====== EXTRACTED INFORMATION ======

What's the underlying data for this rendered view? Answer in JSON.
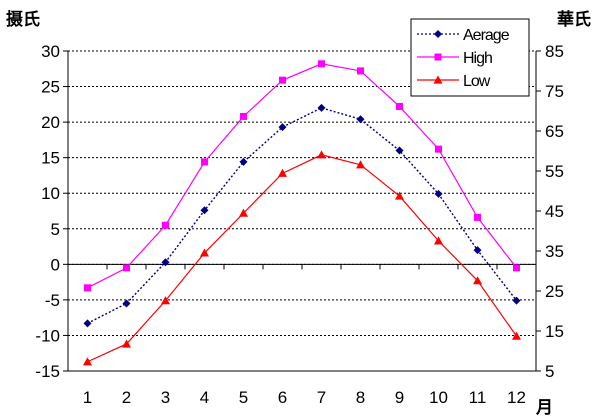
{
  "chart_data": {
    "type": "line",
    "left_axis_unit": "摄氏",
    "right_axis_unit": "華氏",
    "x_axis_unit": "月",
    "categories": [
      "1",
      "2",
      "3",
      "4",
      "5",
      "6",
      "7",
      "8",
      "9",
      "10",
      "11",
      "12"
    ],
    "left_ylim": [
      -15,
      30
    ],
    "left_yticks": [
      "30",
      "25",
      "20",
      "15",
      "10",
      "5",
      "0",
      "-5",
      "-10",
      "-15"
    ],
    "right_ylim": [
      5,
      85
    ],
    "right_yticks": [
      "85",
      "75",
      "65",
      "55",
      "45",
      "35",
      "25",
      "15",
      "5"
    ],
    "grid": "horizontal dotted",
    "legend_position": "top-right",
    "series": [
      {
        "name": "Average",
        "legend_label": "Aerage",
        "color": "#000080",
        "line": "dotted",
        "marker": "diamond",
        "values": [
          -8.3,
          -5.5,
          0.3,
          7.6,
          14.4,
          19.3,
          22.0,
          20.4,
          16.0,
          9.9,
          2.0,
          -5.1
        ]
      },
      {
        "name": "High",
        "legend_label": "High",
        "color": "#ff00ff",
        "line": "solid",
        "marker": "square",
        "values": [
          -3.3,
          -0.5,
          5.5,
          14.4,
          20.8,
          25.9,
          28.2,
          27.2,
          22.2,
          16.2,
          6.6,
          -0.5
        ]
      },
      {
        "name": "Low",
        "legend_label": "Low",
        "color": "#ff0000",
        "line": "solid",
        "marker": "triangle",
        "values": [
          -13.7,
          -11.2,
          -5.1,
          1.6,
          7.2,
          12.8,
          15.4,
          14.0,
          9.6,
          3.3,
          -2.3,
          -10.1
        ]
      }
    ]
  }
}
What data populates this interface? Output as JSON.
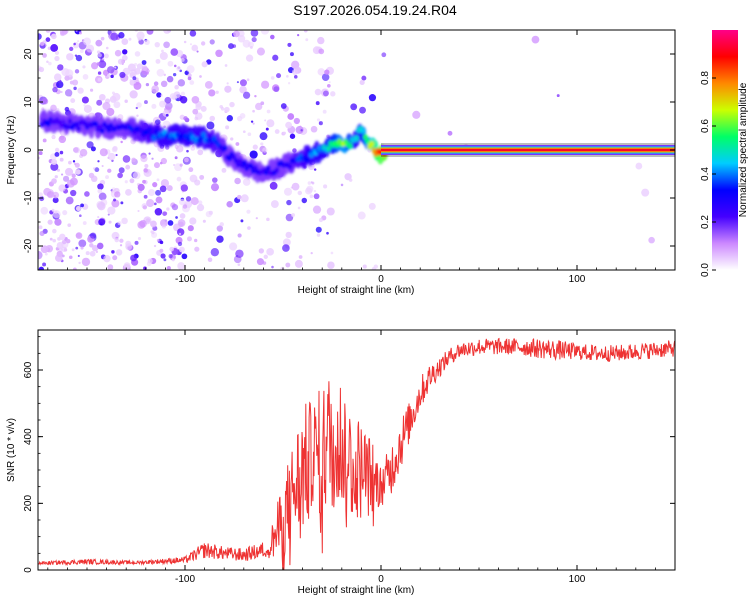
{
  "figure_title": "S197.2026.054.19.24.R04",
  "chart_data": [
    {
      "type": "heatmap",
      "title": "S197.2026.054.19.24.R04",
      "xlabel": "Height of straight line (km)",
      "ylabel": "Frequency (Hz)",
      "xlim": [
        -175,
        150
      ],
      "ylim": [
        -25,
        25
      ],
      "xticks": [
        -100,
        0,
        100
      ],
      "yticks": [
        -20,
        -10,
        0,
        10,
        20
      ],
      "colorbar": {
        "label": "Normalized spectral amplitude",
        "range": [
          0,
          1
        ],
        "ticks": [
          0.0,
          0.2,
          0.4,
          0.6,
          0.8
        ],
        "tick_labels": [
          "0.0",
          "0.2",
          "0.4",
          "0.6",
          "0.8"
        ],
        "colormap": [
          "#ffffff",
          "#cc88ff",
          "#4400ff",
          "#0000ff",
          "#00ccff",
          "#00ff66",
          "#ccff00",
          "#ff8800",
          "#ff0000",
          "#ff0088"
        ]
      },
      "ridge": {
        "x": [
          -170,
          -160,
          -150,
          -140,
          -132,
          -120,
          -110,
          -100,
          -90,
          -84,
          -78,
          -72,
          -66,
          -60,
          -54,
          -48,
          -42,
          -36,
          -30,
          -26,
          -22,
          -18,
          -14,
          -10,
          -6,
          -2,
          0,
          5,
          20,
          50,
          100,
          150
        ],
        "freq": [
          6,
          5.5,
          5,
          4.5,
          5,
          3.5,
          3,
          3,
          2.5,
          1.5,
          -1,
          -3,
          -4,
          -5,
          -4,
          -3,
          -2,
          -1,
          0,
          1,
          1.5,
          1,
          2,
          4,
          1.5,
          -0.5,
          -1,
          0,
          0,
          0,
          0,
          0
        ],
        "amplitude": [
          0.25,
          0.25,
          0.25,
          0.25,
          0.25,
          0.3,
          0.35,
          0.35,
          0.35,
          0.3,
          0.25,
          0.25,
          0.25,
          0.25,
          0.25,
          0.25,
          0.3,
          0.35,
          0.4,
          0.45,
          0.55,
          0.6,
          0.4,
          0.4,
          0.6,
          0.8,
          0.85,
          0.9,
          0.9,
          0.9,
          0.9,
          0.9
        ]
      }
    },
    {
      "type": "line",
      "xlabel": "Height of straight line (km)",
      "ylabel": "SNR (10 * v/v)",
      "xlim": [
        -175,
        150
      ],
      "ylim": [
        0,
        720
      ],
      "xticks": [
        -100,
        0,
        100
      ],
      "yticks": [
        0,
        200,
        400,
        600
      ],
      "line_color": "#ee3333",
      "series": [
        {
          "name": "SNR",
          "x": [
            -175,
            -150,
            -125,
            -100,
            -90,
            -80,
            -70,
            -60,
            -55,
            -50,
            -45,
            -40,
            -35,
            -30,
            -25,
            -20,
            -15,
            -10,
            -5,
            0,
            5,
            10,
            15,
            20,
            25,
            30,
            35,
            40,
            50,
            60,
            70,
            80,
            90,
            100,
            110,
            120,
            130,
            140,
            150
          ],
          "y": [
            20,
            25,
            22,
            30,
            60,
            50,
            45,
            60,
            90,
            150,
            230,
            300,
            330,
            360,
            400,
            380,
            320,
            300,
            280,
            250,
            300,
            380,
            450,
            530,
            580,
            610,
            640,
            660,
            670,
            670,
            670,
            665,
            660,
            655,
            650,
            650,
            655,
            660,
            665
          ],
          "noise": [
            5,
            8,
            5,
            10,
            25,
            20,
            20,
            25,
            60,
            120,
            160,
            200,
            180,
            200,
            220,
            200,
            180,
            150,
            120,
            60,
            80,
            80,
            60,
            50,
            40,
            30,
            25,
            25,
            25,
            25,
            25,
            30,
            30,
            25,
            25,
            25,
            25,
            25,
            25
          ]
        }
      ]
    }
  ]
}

======

--- TASK DESCRIPTION ---
Collect from the data above every line that includes "ylabel".

--- TASK SOLUTION ---
      "ylabel": "Frequency (Hz)",
      "ylabel": "SNR (10 * v/v)",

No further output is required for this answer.